Collected data entries:
[Begin]
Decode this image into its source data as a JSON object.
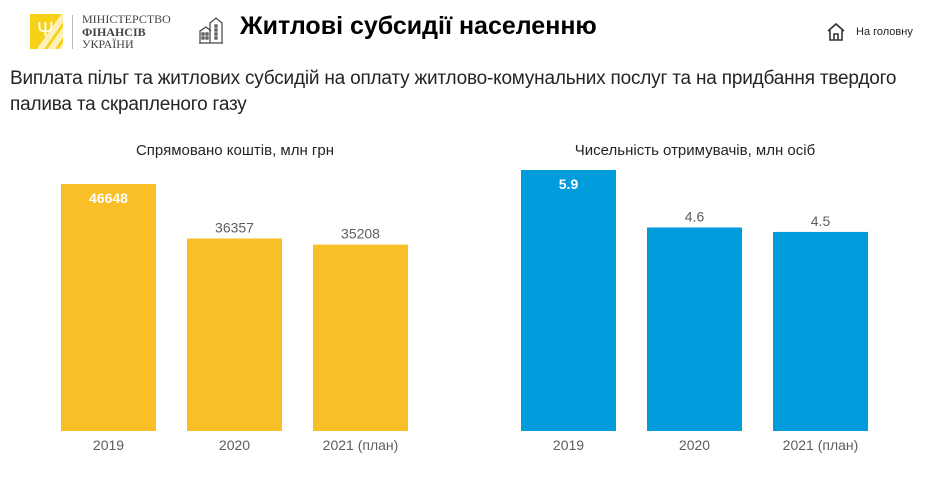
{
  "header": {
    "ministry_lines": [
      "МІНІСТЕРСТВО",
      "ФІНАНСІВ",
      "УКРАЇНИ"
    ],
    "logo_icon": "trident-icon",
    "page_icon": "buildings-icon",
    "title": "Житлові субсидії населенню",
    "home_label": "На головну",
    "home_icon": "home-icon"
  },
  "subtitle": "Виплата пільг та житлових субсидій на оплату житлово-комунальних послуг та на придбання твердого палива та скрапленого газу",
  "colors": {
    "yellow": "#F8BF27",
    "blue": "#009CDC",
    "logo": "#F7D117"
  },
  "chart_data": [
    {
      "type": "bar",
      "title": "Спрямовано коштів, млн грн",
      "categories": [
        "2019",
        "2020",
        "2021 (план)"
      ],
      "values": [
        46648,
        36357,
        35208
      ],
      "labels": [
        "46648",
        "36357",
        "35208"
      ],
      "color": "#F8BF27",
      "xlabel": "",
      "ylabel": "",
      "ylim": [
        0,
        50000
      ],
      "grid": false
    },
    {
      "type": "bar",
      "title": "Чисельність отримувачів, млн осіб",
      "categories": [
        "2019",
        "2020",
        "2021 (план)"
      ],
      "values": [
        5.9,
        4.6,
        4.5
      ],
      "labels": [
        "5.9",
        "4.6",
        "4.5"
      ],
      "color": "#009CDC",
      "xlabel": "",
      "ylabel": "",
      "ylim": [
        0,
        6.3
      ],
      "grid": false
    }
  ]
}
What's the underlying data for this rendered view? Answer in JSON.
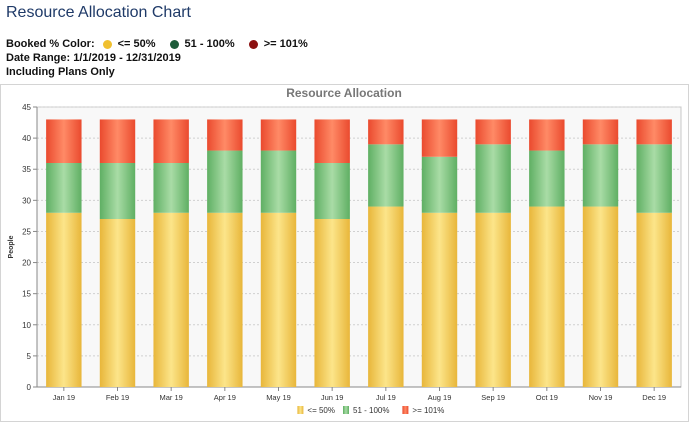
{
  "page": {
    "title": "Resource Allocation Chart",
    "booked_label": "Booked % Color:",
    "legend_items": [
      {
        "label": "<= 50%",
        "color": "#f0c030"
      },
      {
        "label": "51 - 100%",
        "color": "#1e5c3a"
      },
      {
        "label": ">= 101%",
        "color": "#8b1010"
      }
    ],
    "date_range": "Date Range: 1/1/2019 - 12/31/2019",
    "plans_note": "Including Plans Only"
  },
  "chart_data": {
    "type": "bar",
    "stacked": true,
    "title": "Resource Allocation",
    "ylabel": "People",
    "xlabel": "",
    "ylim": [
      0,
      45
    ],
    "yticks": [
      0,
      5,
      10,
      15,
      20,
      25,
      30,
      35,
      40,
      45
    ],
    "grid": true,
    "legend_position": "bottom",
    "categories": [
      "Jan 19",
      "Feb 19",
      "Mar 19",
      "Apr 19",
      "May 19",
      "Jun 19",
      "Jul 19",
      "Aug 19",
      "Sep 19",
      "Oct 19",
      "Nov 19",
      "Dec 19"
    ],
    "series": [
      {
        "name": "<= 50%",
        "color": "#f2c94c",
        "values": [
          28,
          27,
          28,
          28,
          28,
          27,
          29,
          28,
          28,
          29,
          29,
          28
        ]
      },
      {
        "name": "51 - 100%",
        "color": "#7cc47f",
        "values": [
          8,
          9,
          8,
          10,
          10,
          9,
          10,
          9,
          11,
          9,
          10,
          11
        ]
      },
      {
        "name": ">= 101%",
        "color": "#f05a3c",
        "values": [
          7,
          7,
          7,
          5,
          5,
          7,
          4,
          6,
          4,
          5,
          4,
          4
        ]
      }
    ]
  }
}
[End]
WHAT YOU NEED TO DO |
Each line of the data is to be duplicated exactly; pictures stay out of the copy.

FINAL RESULT |
Decode this image into its source data as a JSON object.
{
  "header": {
    "ministry_lines": [
      "МІНІСТЕРСТВО",
      "ФІНАНСІВ",
      "УКРАЇНИ"
    ],
    "logo_icon": "trident-icon",
    "page_icon": "buildings-icon",
    "title": "Житлові субсидії населенню",
    "home_label": "На головну",
    "home_icon": "home-icon"
  },
  "subtitle": "Виплата пільг та житлових субсидій на оплату житлово-комунальних послуг та на придбання твердого палива та скрапленого газу",
  "colors": {
    "yellow": "#F8BF27",
    "blue": "#009CDC",
    "logo": "#F7D117"
  },
  "chart_data": [
    {
      "type": "bar",
      "title": "Спрямовано коштів, млн грн",
      "categories": [
        "2019",
        "2020",
        "2021 (план)"
      ],
      "values": [
        46648,
        36357,
        35208
      ],
      "labels": [
        "46648",
        "36357",
        "35208"
      ],
      "color": "#F8BF27",
      "xlabel": "",
      "ylabel": "",
      "ylim": [
        0,
        50000
      ],
      "grid": false
    },
    {
      "type": "bar",
      "title": "Чисельність отримувачів, млн осіб",
      "categories": [
        "2019",
        "2020",
        "2021 (план)"
      ],
      "values": [
        5.9,
        4.6,
        4.5
      ],
      "labels": [
        "5.9",
        "4.6",
        "4.5"
      ],
      "color": "#009CDC",
      "xlabel": "",
      "ylabel": "",
      "ylim": [
        0,
        6.3
      ],
      "grid": false
    }
  ]
}
What's the underlying data for this rendered view? Answer in JSON.
{
  "page": {
    "title": "Resource Allocation Chart",
    "booked_label": "Booked % Color:",
    "legend_items": [
      {
        "label": "<= 50%",
        "color": "#f0c030"
      },
      {
        "label": "51 - 100%",
        "color": "#1e5c3a"
      },
      {
        "label": ">= 101%",
        "color": "#8b1010"
      }
    ],
    "date_range": "Date Range: 1/1/2019 - 12/31/2019",
    "plans_note": "Including Plans Only"
  },
  "chart_data": {
    "type": "bar",
    "stacked": true,
    "title": "Resource Allocation",
    "ylabel": "People",
    "xlabel": "",
    "ylim": [
      0,
      45
    ],
    "yticks": [
      0,
      5,
      10,
      15,
      20,
      25,
      30,
      35,
      40,
      45
    ],
    "grid": true,
    "legend_position": "bottom",
    "categories": [
      "Jan 19",
      "Feb 19",
      "Mar 19",
      "Apr 19",
      "May 19",
      "Jun 19",
      "Jul 19",
      "Aug 19",
      "Sep 19",
      "Oct 19",
      "Nov 19",
      "Dec 19"
    ],
    "series": [
      {
        "name": "<= 50%",
        "color": "#f2c94c",
        "values": [
          28,
          27,
          28,
          28,
          28,
          27,
          29,
          28,
          28,
          29,
          29,
          28
        ]
      },
      {
        "name": "51 - 100%",
        "color": "#7cc47f",
        "values": [
          8,
          9,
          8,
          10,
          10,
          9,
          10,
          9,
          11,
          9,
          10,
          11
        ]
      },
      {
        "name": ">= 101%",
        "color": "#f05a3c",
        "values": [
          7,
          7,
          7,
          5,
          5,
          7,
          4,
          6,
          4,
          5,
          4,
          4
        ]
      }
    ]
  }
}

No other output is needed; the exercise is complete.